**** Rows

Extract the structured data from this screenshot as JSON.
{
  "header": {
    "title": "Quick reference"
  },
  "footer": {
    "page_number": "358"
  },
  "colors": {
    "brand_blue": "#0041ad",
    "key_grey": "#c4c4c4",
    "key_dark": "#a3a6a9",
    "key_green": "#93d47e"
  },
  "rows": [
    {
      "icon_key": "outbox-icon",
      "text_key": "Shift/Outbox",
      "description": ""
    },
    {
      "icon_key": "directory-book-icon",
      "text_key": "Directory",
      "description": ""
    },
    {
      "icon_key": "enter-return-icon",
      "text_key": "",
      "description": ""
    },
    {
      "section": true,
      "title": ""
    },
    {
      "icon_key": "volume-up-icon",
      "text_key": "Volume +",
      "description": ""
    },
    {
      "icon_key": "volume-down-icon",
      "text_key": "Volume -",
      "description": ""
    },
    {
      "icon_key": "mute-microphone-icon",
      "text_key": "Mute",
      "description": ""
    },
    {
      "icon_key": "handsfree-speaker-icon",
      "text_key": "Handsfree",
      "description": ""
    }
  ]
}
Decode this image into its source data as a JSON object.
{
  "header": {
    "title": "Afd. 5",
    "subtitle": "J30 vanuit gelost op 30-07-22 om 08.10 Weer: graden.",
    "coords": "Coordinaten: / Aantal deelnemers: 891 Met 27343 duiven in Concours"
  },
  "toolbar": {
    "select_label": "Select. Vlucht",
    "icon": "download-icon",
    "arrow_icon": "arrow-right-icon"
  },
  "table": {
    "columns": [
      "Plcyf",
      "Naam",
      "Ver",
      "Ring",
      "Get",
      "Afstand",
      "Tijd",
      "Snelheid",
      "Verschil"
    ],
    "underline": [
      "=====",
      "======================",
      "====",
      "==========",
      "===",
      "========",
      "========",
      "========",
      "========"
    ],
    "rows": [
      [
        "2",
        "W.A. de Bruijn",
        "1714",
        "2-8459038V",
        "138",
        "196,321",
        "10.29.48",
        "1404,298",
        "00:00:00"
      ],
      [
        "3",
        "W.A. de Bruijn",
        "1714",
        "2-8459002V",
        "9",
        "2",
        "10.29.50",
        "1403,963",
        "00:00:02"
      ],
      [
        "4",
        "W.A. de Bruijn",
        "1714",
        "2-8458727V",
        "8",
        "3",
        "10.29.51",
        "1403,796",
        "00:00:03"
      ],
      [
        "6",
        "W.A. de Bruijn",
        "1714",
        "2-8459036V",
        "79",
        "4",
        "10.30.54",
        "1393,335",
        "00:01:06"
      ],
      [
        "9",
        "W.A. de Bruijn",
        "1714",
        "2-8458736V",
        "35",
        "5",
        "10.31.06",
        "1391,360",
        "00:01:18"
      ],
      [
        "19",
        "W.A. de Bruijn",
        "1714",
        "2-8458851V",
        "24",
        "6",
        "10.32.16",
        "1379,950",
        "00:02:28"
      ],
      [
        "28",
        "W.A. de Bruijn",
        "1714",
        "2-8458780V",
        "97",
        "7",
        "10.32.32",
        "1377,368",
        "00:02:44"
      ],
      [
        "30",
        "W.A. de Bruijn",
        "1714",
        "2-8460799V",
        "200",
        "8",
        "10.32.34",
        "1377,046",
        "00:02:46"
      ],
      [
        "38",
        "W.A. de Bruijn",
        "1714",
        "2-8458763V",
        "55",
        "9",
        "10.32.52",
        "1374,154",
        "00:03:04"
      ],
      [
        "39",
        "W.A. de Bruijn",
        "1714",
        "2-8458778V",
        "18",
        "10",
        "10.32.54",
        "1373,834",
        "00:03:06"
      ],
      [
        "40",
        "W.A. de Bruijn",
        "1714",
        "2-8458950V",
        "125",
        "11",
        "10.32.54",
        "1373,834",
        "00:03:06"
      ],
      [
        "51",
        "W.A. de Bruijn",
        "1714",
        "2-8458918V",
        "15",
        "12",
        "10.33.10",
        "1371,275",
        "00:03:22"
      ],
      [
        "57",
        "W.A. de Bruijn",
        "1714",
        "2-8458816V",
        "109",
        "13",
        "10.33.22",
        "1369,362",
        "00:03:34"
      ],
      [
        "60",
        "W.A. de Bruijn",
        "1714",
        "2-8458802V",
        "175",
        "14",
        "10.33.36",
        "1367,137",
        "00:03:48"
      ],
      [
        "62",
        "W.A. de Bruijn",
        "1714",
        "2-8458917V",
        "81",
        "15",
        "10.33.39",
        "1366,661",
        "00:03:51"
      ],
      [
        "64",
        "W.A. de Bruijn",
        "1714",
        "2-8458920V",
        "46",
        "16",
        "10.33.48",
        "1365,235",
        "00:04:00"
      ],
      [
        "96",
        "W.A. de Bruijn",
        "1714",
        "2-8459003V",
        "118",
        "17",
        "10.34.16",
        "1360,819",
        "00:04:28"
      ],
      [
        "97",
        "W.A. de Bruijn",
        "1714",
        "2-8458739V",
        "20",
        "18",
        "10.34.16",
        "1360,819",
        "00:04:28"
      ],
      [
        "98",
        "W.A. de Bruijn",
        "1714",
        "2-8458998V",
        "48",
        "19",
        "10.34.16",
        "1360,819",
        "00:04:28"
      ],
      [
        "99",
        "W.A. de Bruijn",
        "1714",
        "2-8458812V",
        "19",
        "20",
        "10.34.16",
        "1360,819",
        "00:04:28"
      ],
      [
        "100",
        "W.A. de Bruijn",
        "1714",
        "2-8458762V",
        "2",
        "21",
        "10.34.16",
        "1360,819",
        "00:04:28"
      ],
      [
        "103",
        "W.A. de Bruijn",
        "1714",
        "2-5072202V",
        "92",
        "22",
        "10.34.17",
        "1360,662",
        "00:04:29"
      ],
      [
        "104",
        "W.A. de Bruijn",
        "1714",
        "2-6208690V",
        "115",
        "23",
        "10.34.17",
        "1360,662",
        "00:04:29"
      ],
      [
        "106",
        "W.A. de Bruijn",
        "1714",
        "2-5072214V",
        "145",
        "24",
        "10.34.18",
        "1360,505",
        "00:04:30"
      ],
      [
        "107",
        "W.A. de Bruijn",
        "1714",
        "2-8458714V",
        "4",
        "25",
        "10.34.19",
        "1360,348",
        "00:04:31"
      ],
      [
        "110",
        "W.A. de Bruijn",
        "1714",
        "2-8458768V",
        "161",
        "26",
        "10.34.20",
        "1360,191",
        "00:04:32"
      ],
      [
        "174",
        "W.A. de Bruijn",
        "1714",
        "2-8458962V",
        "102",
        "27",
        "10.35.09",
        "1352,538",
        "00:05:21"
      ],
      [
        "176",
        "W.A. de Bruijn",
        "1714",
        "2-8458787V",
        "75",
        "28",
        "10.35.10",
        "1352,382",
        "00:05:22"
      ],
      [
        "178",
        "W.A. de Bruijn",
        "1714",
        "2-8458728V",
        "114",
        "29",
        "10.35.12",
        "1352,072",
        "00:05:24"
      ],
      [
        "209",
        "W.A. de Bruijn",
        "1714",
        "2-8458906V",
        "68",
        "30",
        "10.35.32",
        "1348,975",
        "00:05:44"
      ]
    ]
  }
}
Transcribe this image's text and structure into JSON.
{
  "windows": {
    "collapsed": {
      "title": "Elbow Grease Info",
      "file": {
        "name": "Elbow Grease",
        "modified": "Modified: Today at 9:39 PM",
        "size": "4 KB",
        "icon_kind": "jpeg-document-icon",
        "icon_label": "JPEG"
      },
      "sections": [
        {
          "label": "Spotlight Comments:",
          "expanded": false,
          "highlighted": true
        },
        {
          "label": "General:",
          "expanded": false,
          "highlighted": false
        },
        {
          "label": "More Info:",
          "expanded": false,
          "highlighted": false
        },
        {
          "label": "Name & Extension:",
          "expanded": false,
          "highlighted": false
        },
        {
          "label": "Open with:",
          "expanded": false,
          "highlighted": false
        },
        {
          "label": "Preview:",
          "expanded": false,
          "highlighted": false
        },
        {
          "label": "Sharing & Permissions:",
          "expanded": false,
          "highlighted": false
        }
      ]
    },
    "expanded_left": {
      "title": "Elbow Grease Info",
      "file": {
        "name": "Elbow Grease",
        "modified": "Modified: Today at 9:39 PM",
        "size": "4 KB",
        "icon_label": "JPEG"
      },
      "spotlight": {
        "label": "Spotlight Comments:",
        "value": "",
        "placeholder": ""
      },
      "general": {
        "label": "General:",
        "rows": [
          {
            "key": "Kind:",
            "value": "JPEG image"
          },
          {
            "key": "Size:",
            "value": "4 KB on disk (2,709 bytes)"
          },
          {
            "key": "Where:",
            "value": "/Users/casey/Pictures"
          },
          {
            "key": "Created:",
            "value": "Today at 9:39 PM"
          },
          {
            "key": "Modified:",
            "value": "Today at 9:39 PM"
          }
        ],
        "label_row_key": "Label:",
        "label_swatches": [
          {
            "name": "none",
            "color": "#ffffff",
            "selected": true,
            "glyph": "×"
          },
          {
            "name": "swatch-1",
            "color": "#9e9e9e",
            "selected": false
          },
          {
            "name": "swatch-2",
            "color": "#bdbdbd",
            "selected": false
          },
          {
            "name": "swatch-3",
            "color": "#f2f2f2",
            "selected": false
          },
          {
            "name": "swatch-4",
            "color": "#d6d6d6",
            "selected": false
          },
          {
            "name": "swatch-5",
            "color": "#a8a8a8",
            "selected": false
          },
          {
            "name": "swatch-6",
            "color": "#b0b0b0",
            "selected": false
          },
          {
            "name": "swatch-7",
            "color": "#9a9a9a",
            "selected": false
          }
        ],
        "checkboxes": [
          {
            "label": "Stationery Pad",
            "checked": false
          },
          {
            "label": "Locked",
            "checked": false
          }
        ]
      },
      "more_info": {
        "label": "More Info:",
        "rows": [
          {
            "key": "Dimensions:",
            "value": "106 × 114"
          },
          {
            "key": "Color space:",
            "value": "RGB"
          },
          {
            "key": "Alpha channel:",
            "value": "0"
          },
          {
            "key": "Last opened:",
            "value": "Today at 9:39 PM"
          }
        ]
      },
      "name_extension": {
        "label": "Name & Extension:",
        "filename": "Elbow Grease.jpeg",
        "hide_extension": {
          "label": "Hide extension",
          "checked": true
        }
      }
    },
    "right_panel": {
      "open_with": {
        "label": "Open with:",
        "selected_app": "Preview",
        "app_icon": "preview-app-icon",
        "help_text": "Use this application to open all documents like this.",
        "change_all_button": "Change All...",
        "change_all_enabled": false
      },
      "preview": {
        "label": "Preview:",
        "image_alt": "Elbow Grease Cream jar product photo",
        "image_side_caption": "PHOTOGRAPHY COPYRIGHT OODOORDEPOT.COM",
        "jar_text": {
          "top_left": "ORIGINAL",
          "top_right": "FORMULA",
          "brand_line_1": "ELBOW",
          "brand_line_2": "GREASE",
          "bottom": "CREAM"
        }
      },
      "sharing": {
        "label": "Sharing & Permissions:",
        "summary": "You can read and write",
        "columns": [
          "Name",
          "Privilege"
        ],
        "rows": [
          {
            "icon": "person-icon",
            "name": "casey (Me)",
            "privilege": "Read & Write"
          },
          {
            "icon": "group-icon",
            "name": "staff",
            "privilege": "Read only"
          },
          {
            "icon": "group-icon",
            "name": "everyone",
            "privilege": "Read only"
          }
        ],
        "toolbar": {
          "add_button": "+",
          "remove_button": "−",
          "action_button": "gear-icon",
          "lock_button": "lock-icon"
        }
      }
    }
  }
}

********

### What you will do
Count the lines in the entries above that include the string "this", then give only that figure.

### Written response
4